* GOAL
Compute the number of lines that include the string "data", then output that number and nothing else.
== EXTRACTED ENTRIES ==
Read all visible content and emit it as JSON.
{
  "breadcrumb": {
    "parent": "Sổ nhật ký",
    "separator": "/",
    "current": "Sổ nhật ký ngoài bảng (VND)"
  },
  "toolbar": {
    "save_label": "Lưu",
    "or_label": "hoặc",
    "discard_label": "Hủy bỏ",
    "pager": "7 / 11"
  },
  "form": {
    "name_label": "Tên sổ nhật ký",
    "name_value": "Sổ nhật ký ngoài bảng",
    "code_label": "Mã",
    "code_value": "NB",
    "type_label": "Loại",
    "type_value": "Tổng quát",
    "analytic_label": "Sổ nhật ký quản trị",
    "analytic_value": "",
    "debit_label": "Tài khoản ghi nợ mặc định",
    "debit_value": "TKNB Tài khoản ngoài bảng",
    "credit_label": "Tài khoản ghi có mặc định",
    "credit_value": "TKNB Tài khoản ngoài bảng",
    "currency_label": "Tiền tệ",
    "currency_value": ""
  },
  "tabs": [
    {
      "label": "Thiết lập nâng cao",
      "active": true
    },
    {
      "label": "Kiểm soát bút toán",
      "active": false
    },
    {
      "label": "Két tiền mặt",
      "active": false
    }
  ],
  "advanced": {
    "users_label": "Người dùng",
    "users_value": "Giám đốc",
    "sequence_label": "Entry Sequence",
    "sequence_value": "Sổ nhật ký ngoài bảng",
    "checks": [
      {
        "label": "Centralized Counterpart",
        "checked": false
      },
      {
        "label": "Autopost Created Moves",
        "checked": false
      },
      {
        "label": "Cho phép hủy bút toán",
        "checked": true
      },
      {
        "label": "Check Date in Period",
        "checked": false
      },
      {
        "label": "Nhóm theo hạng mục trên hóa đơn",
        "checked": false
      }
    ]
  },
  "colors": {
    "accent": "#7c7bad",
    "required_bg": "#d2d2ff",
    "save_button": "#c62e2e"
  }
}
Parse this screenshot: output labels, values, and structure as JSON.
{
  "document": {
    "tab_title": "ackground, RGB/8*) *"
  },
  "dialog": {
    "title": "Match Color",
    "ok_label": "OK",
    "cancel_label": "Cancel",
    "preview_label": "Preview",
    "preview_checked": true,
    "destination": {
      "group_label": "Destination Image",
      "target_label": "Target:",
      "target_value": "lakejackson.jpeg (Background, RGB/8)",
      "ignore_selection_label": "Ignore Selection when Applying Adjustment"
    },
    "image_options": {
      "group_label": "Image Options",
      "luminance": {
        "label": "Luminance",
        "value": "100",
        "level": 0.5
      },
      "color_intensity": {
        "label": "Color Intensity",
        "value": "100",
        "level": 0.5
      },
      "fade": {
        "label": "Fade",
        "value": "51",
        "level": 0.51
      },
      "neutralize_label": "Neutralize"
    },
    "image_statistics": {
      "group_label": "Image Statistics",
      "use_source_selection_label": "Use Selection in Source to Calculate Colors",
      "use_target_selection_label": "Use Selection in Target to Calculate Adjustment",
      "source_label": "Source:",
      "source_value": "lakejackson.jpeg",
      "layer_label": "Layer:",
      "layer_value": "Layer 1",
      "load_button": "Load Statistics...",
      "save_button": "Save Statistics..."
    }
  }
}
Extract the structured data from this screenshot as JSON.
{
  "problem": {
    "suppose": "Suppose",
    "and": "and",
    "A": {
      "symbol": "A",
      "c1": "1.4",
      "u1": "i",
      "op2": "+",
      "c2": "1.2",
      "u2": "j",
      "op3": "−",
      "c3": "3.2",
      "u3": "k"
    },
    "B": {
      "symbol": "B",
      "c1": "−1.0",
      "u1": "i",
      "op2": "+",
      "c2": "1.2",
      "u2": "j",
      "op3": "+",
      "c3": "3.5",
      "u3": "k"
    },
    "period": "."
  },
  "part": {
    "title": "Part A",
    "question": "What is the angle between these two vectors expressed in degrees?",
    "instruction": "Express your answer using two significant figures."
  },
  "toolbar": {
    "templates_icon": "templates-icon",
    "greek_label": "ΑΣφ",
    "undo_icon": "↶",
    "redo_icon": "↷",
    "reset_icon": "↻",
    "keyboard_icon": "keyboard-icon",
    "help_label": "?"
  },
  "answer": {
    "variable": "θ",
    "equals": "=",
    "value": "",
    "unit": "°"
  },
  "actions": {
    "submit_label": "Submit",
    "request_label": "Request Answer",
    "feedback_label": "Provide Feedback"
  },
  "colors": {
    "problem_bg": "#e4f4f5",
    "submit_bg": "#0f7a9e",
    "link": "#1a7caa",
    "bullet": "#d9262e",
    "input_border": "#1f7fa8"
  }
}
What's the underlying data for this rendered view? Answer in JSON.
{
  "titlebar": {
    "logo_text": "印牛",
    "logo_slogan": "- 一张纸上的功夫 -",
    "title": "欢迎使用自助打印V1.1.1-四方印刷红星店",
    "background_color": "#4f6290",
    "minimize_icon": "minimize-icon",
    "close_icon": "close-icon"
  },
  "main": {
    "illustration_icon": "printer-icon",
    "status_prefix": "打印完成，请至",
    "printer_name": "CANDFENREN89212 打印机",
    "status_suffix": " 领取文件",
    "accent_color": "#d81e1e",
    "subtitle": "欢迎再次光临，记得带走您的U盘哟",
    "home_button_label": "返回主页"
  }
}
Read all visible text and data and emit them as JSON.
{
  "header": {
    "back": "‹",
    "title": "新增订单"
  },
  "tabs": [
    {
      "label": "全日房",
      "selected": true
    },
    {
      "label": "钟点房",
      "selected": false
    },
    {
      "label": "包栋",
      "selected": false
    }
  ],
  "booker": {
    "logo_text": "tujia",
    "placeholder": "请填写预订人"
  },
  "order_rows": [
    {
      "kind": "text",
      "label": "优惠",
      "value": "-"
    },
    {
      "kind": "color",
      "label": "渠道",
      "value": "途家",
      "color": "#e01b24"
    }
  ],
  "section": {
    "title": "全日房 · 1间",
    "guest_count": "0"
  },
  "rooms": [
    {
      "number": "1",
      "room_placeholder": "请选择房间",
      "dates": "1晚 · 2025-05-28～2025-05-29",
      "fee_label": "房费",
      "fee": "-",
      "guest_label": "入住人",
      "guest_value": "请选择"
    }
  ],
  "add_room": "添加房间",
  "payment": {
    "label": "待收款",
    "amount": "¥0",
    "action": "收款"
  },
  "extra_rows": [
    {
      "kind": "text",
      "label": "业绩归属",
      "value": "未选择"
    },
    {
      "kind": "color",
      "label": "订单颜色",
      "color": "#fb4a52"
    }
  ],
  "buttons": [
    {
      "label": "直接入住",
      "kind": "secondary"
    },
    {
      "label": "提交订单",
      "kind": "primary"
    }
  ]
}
===
* RESULT OF THE TASK
3